Entries taken from a collection
▶

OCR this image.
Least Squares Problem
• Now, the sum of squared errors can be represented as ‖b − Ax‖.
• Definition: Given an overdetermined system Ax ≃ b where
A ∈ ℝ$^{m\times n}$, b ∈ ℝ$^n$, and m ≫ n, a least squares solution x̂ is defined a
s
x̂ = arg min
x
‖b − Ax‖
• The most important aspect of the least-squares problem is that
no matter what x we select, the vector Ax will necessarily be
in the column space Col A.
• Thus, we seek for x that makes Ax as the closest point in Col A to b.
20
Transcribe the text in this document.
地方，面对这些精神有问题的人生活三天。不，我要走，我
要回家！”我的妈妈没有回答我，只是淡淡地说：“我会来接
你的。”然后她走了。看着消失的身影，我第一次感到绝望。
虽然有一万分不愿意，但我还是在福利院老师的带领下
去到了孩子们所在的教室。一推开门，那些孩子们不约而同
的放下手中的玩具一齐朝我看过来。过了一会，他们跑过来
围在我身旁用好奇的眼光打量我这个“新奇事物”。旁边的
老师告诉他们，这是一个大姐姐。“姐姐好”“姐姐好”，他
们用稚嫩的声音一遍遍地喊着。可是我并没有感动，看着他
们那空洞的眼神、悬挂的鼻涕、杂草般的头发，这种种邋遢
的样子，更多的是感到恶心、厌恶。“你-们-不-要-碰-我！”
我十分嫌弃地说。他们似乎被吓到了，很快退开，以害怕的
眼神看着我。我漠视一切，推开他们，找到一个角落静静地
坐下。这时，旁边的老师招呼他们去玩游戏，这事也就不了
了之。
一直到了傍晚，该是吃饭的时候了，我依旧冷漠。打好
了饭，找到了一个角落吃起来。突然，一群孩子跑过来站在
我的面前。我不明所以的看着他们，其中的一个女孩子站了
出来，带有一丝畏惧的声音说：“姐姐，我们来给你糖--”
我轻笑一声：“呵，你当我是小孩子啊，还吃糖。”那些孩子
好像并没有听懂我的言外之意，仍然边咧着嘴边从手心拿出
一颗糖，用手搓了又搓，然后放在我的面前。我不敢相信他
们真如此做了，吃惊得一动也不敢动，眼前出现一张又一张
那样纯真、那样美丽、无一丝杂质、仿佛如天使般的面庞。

◀

§ Exercise: State how many lines include the string "that". Give no other information.

§ The answer: 2